**Written instruction**
Within the data that follows, how many lines carry the string "docx"? Give the number alone.

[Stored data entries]
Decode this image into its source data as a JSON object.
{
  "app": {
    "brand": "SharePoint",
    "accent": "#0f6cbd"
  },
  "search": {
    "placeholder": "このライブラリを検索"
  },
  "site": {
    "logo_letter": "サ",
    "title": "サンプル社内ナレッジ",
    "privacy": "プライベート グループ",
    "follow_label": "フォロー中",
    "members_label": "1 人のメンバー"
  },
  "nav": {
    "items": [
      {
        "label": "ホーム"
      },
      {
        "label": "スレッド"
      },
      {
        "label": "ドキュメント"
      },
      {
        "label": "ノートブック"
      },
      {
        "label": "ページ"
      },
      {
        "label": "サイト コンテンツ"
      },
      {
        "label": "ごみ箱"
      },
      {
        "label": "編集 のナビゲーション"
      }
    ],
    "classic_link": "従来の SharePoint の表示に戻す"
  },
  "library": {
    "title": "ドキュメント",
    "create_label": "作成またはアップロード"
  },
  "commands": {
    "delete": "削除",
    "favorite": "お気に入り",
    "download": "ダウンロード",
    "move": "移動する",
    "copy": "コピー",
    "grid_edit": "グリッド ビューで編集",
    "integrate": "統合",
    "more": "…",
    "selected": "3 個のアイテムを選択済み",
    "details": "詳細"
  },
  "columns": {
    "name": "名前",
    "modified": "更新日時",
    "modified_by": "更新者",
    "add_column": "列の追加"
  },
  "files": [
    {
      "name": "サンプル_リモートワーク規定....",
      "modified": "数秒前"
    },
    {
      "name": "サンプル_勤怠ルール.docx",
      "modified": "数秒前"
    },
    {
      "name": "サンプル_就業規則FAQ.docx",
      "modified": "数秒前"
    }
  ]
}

**Result of the task**
2